• _About this task_: Your answer should consist of every line from the records that holds the string "justitieministeriets".

-------- Available data --------

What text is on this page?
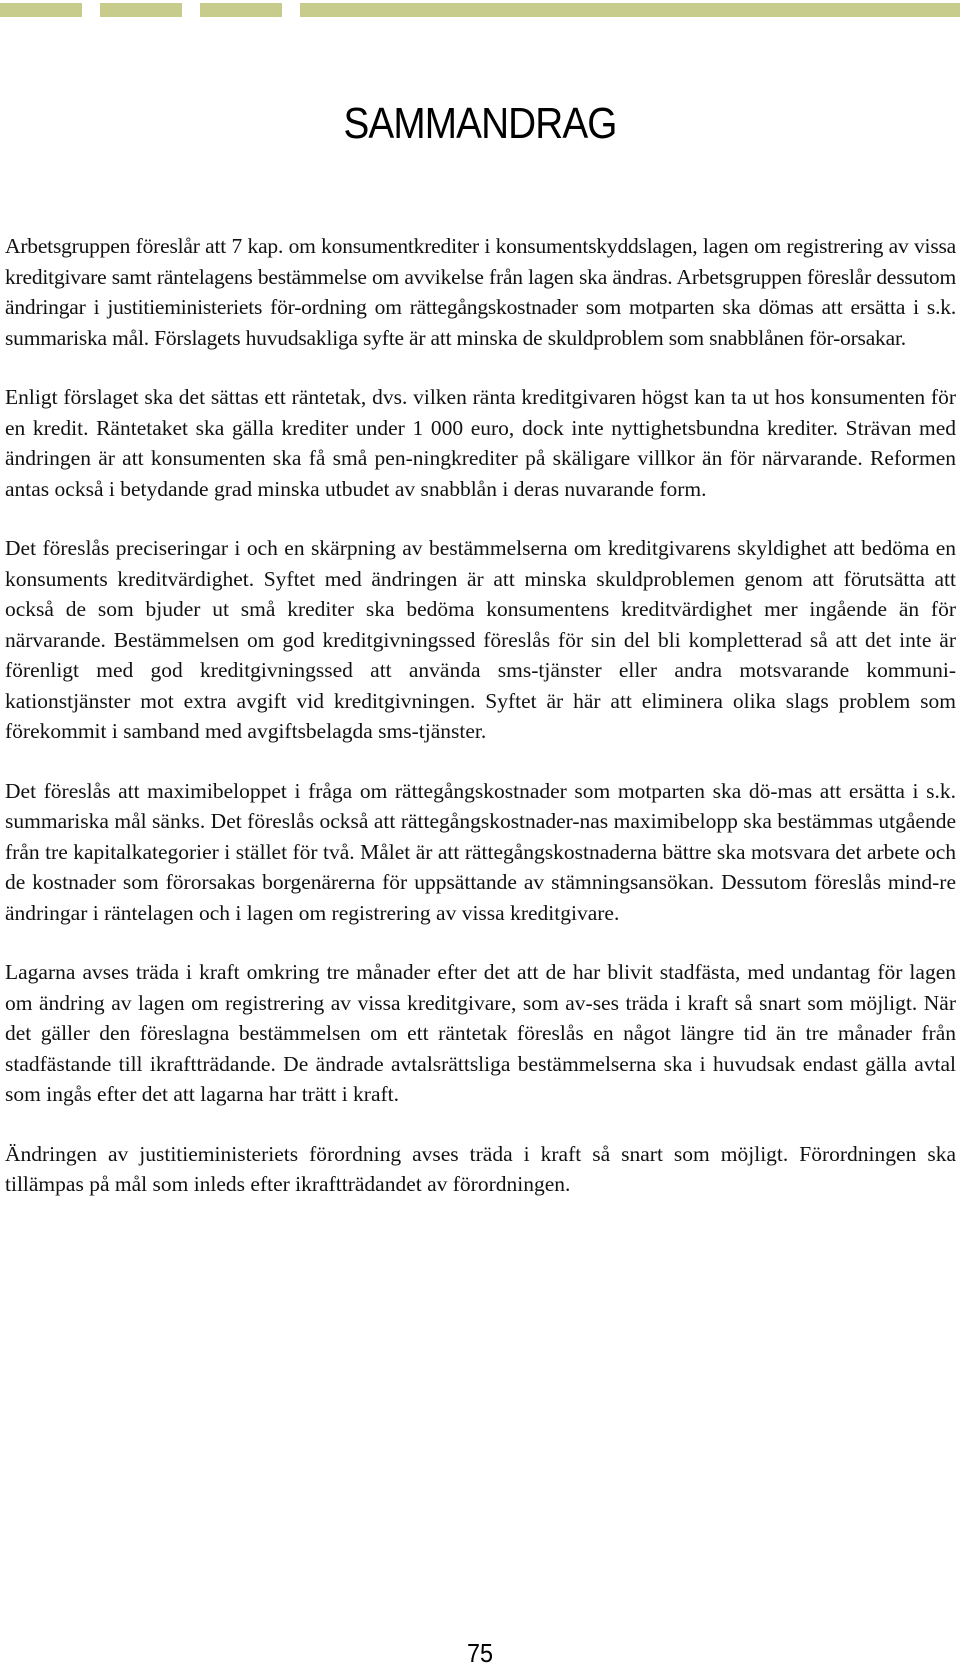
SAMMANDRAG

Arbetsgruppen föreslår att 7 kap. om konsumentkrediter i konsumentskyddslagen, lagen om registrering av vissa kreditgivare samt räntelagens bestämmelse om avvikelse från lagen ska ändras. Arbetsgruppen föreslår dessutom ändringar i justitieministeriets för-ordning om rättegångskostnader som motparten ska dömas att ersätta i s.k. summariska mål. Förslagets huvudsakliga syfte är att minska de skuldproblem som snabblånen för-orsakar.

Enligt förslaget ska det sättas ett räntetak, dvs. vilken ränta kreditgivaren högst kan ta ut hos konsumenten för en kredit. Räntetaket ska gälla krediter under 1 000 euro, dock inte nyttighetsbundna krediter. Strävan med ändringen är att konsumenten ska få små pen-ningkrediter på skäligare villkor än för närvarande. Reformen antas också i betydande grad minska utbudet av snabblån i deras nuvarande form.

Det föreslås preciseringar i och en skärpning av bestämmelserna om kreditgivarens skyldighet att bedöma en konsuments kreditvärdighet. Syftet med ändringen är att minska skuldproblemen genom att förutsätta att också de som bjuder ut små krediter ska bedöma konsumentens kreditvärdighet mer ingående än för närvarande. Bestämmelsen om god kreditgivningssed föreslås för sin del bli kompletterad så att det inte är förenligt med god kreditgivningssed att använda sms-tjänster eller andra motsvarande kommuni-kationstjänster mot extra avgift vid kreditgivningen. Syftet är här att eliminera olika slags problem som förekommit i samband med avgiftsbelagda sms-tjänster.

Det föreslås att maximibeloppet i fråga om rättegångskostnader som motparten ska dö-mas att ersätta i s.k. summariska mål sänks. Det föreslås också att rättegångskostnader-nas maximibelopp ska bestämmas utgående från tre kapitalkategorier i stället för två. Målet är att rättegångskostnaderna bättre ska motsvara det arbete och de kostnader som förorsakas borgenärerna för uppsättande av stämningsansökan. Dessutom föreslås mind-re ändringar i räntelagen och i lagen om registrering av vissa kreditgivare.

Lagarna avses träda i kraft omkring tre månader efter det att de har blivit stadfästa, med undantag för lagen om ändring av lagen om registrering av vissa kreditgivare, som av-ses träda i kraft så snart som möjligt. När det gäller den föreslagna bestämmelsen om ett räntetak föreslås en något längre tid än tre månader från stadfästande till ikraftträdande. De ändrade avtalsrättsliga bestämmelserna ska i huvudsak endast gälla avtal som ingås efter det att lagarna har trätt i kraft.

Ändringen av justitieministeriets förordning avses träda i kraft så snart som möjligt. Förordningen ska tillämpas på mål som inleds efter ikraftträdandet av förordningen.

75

--------
-------- Available data --------

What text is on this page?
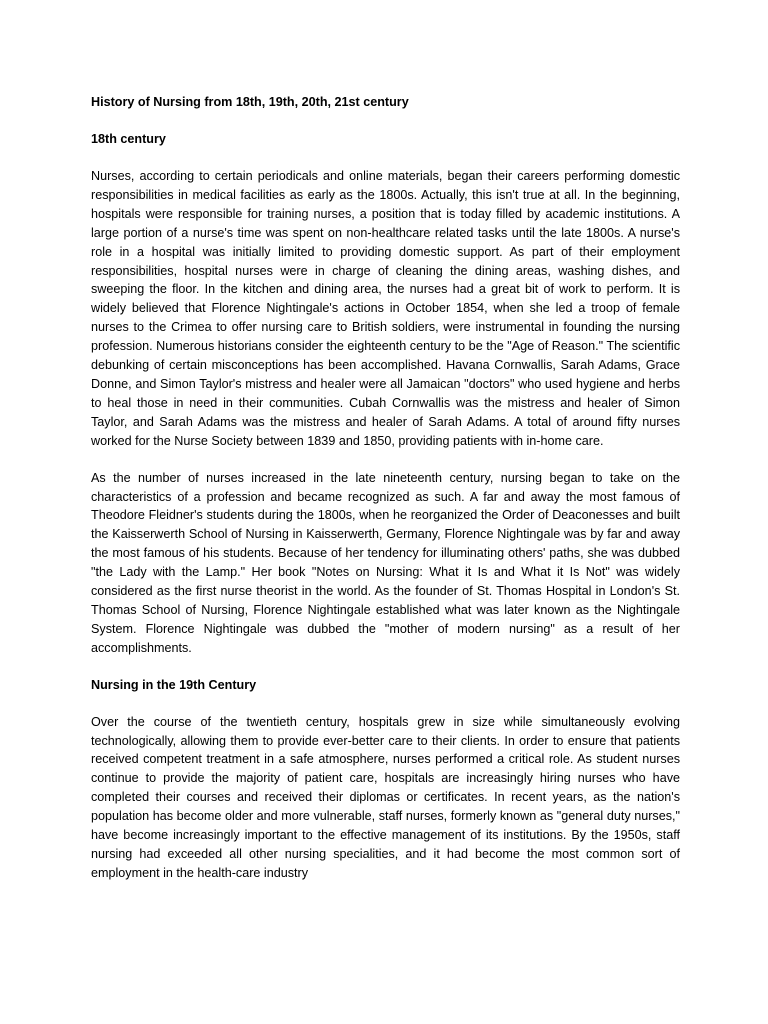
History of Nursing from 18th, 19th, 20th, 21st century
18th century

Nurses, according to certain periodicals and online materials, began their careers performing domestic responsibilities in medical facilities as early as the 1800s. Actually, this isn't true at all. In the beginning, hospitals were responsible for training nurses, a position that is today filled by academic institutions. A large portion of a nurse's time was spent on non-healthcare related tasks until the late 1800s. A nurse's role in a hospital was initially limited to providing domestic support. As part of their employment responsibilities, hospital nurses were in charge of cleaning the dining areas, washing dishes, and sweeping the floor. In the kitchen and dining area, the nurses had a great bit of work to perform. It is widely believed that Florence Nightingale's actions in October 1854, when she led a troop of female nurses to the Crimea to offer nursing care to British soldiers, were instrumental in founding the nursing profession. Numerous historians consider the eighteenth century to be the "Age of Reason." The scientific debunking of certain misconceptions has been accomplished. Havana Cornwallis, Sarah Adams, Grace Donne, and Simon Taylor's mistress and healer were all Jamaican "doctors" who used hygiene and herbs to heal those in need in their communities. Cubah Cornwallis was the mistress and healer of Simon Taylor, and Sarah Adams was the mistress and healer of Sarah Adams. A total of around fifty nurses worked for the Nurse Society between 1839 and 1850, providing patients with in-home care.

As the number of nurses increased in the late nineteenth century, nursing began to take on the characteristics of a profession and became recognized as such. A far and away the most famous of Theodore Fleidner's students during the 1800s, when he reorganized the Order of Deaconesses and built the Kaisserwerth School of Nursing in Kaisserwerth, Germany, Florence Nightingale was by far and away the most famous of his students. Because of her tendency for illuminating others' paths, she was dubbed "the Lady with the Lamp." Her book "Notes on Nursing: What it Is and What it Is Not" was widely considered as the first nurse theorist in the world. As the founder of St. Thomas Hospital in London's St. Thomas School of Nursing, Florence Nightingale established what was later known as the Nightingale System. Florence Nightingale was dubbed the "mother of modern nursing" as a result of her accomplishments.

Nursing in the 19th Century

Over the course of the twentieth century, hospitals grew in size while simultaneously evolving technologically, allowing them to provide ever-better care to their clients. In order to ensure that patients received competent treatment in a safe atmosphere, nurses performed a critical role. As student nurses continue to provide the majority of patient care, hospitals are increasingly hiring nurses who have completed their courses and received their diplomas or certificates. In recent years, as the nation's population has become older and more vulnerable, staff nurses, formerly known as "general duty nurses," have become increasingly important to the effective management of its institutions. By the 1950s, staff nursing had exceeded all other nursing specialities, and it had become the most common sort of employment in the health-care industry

--------

• _Written response_:
Arbetsgruppen föreslår att 7 kap. om konsumentkrediter i konsumentskyddslagen, lagen om registrering av vissa kreditgivare samt räntelagens bestämmelse om avvikelse från lagen ska ändras. Arbetsgruppen föreslår dessutom ändringar i justitieministeriets för-ordning om rättegångskostnader som motparten ska dömas att ersätta i s.k. summariska mål. Förslagets huvudsakliga syfte är att minska de skuldproblem som snabblånen för-orsakar.
Ändringen av justitieministeriets förordning avses träda i kraft så snart som möjligt. Förordningen ska tillämpas på mål som inleds efter ikraftträdandet av förordningen.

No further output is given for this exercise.